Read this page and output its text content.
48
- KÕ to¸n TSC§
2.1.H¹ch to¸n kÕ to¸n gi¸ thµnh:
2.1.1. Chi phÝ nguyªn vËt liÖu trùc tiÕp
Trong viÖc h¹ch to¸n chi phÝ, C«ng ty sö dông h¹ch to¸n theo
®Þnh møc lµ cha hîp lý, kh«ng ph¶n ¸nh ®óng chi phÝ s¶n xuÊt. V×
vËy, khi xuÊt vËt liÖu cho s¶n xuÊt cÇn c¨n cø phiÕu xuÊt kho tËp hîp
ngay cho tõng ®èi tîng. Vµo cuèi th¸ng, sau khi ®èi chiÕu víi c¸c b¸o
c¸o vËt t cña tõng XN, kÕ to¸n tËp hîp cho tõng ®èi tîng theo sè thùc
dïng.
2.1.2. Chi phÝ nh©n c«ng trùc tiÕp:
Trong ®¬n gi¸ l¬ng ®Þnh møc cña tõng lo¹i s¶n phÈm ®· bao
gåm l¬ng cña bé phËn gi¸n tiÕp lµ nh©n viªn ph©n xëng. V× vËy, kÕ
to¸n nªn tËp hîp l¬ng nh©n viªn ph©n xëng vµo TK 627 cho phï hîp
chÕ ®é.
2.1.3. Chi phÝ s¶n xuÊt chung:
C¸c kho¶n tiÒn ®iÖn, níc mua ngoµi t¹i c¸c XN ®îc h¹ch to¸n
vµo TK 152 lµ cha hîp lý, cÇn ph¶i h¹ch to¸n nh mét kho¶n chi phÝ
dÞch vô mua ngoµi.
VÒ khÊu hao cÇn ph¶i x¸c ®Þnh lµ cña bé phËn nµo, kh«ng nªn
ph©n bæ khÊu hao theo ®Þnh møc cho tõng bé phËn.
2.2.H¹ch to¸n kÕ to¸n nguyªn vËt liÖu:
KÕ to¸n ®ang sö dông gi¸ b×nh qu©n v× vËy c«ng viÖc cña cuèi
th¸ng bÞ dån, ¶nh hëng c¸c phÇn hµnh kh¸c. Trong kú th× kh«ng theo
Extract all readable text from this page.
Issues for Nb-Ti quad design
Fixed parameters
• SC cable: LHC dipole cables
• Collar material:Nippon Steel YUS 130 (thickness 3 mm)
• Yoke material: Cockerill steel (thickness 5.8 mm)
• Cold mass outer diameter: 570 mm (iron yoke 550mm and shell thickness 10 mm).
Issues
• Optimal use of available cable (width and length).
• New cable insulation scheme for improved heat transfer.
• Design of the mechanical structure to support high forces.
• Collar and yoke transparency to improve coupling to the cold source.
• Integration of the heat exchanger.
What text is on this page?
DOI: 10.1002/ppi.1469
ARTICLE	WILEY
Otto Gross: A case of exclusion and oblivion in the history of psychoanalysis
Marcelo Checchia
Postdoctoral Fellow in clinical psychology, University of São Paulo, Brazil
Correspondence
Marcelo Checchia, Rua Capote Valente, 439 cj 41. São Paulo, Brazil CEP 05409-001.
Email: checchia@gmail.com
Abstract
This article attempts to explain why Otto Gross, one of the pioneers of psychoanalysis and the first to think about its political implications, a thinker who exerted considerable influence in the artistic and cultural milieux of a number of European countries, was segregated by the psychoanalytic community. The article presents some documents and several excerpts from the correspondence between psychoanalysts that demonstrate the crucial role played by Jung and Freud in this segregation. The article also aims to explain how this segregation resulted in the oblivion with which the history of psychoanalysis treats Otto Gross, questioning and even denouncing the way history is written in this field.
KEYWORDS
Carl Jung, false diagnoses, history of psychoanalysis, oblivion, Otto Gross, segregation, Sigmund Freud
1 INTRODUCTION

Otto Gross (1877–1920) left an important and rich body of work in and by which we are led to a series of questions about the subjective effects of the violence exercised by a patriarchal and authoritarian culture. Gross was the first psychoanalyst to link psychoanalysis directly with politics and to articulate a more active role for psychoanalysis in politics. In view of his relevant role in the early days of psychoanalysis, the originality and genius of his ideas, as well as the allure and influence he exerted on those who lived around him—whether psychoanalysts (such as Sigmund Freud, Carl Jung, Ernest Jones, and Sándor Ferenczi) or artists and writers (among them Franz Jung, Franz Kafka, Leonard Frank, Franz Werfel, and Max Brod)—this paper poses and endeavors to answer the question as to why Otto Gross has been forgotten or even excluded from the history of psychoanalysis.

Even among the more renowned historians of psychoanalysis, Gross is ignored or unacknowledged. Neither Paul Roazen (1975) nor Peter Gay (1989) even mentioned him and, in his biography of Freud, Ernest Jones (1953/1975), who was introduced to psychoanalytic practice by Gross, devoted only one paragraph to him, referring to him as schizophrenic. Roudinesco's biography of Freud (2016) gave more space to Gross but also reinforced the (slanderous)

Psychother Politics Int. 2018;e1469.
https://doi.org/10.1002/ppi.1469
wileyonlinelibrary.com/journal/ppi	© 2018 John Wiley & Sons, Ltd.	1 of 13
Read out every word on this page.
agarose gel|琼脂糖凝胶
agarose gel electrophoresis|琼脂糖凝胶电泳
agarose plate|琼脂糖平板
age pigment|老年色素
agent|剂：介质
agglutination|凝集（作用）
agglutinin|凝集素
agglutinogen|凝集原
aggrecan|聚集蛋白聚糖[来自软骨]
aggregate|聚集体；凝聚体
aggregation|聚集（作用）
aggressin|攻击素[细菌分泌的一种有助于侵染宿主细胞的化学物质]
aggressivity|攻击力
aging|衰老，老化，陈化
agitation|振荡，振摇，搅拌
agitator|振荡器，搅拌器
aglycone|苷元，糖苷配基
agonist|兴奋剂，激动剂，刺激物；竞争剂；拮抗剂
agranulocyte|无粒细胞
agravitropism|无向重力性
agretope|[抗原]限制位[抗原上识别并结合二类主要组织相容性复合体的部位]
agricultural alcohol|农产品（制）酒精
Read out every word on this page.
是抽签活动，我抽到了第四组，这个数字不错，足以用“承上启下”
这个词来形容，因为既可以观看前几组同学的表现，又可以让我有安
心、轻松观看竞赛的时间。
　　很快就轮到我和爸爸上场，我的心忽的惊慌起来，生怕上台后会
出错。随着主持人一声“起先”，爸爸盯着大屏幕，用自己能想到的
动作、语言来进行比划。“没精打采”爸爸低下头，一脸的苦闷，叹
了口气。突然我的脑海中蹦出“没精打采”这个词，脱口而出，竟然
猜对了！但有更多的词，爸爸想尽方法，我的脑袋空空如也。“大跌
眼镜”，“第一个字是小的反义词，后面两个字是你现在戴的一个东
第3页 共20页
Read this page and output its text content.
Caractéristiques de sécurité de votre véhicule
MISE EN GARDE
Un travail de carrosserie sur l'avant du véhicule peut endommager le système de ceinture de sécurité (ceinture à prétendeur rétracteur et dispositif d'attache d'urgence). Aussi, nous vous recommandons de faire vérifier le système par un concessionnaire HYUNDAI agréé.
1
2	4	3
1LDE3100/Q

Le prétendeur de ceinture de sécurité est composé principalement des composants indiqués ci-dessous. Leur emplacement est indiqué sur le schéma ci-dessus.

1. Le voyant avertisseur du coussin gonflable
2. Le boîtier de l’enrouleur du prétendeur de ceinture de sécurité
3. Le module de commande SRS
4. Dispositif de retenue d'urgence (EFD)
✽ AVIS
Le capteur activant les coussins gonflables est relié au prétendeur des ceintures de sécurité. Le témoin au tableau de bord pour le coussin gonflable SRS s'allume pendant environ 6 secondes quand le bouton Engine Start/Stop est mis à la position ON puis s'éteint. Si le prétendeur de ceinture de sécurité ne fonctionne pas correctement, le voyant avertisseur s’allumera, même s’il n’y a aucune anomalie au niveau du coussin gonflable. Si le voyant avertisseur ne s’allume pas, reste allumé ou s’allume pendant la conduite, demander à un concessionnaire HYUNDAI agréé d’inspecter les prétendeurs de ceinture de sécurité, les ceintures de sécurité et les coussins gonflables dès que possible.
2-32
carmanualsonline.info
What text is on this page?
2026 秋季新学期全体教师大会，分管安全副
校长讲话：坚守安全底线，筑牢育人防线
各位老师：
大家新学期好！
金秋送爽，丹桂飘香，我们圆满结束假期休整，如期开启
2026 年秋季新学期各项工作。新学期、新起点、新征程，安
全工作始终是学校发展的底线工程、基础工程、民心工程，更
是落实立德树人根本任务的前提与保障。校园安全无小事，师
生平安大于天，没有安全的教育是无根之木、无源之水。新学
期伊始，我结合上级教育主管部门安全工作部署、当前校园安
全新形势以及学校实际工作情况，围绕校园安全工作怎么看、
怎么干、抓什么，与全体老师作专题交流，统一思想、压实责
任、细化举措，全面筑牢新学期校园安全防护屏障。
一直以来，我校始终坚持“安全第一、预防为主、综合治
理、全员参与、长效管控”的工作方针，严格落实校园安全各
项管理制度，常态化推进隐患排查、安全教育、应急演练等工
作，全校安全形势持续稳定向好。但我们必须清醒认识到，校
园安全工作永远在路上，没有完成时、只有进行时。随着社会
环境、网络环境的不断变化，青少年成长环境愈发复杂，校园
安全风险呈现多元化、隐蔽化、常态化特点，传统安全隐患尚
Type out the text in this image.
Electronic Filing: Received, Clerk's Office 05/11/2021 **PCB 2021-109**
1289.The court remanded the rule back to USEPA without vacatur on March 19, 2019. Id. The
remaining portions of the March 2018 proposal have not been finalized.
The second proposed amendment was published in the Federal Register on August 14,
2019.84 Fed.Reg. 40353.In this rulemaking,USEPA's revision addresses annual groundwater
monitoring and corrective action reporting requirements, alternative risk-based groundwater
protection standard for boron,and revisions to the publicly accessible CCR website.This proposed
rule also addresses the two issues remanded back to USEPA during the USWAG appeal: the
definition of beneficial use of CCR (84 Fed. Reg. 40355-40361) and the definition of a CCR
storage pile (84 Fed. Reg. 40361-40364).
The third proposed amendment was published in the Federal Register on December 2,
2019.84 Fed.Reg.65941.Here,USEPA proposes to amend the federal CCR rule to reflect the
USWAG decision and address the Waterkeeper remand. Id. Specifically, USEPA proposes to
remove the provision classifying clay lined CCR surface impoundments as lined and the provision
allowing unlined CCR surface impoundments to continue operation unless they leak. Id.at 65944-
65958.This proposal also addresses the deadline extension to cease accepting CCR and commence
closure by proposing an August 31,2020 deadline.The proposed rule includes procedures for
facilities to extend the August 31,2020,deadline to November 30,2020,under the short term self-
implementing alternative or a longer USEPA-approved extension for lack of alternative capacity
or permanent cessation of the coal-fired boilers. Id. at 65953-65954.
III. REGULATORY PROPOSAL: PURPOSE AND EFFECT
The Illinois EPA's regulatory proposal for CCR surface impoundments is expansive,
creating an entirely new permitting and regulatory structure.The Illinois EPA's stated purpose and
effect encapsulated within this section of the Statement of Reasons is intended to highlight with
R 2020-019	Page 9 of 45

+ + + + + + +

■ **What you should do**: Looking at the material above, count the lines that hold "gonflable" and give the total alone.

■ **Solution**: 2